— Written instruction —
Copy each line of the entries that contains the word "JSON".

[Dataset records on visual material]
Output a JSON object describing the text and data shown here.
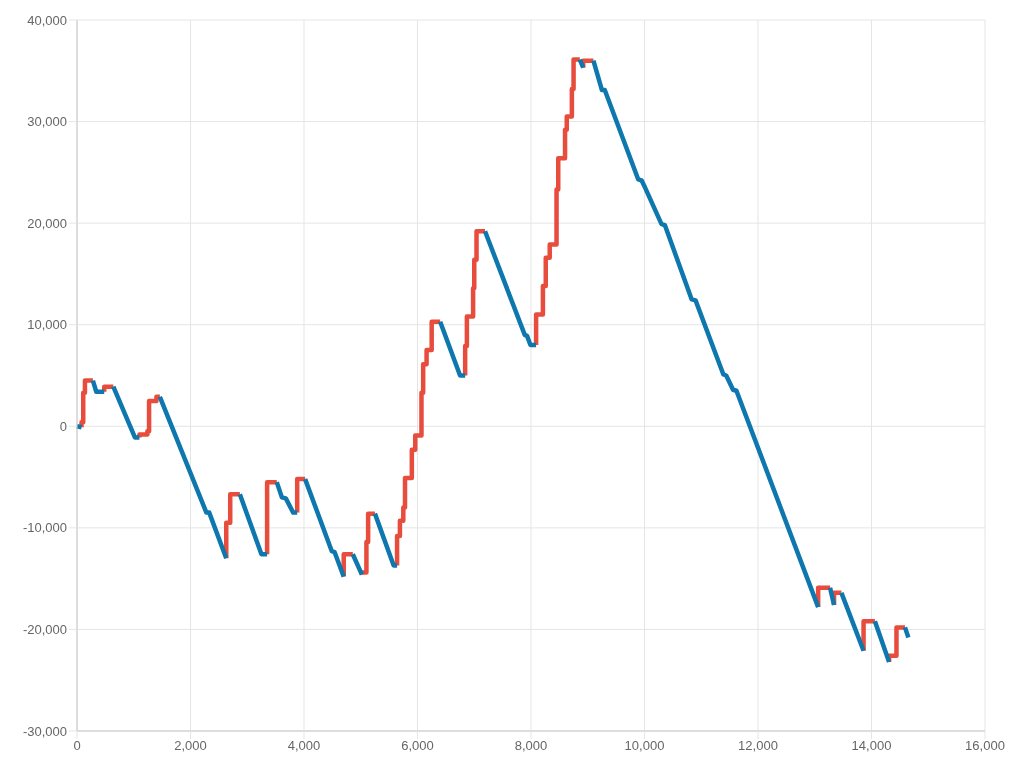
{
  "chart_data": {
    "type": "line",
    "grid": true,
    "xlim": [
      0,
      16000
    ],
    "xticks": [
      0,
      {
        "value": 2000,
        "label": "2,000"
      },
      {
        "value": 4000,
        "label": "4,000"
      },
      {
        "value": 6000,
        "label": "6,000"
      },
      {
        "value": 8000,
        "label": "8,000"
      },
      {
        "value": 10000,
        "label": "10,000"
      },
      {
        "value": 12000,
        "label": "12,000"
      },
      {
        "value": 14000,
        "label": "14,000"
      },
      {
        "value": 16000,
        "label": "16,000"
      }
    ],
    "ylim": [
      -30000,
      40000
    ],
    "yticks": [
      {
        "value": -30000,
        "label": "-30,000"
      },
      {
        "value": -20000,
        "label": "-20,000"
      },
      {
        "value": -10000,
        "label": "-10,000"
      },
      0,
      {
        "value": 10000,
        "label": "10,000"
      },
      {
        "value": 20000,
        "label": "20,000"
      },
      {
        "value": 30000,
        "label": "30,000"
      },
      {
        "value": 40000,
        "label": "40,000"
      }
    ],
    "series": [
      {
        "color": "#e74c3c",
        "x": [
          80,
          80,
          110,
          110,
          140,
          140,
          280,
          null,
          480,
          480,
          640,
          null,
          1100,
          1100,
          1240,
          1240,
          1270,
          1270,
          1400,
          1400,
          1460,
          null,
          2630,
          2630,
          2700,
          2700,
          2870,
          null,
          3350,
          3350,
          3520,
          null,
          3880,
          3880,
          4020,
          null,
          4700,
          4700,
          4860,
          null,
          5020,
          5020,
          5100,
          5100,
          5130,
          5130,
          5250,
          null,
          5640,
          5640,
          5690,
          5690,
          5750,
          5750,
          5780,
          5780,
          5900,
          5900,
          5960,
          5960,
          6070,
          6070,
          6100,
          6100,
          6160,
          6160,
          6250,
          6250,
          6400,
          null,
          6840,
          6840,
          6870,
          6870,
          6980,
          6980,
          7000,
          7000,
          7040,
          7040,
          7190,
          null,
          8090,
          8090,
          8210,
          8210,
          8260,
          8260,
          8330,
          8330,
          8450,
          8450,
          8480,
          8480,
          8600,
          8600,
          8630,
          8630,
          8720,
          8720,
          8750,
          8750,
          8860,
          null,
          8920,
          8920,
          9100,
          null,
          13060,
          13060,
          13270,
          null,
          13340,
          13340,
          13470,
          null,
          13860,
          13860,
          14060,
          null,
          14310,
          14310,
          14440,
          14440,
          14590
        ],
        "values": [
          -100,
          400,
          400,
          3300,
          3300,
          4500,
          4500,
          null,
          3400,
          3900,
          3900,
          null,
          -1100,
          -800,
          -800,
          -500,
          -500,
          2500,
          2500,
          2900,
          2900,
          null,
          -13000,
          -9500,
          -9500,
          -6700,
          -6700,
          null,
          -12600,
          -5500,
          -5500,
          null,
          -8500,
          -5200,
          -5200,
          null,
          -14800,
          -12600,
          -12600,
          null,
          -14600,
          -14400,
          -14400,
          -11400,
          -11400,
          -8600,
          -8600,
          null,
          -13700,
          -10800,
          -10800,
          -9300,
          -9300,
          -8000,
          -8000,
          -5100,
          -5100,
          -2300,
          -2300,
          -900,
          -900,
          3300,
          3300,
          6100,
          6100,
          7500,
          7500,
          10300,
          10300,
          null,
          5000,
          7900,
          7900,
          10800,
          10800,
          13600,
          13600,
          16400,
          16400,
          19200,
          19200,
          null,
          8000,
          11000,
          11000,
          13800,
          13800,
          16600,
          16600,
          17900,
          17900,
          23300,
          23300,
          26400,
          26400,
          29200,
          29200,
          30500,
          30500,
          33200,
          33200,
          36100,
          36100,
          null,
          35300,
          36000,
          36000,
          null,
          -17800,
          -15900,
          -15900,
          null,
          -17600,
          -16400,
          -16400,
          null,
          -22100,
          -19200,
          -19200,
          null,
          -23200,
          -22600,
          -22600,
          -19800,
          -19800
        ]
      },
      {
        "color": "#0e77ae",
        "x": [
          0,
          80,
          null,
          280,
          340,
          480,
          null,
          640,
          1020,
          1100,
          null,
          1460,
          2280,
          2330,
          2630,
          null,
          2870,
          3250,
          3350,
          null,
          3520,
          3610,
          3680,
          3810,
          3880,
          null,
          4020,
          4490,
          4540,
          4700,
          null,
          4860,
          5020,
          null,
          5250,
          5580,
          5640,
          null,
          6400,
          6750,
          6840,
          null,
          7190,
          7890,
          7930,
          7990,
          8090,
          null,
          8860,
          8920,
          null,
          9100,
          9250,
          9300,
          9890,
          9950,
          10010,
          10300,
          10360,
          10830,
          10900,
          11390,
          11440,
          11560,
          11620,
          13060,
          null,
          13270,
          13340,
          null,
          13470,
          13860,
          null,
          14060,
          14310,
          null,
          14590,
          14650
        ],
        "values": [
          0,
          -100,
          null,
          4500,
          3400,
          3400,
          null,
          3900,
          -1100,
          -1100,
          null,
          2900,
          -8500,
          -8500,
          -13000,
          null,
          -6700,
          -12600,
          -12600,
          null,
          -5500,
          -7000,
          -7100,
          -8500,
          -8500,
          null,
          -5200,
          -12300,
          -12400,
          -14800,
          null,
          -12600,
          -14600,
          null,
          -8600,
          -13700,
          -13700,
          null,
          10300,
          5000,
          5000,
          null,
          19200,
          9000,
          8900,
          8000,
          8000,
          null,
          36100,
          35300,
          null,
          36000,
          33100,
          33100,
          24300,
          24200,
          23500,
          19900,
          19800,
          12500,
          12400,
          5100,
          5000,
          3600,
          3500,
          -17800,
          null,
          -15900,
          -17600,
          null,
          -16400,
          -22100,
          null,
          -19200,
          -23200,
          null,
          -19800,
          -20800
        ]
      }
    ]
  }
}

* * *

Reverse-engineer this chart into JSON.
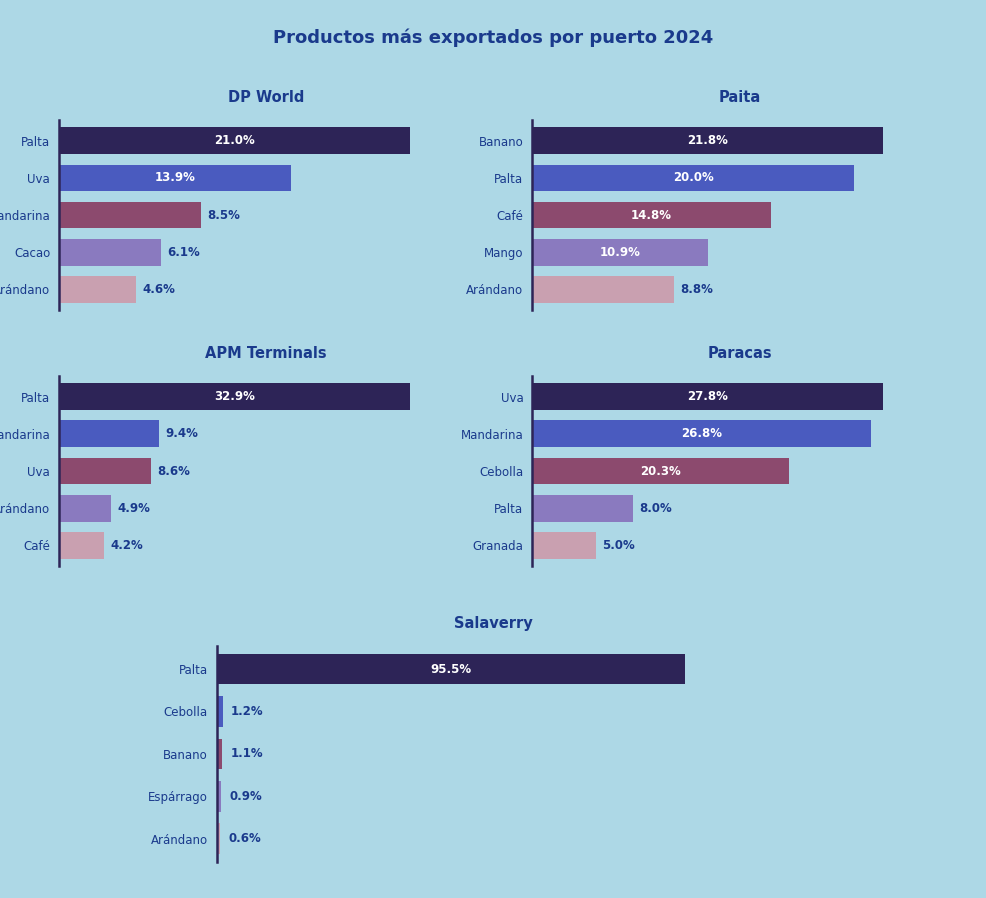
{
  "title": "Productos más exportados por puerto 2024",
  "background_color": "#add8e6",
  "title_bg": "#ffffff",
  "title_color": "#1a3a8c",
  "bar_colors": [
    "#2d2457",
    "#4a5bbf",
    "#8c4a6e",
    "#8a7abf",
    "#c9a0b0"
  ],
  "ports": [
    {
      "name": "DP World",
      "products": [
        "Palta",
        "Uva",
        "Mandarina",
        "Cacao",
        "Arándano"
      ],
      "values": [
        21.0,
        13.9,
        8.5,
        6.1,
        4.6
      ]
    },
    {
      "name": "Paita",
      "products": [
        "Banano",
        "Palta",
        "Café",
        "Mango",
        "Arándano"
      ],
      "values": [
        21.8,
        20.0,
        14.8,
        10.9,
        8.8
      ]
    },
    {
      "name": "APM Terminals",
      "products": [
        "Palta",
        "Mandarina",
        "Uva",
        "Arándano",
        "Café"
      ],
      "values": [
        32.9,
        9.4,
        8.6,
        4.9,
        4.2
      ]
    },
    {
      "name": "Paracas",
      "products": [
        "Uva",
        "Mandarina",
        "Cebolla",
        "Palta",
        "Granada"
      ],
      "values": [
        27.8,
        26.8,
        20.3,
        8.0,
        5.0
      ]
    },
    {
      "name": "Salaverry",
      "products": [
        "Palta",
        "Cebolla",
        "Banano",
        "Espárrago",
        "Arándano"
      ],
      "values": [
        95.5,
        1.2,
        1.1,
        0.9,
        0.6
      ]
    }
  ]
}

— Solution below —
Output a JSON object describing the text and data shown here.
Reverse-engineer this chart into JSON.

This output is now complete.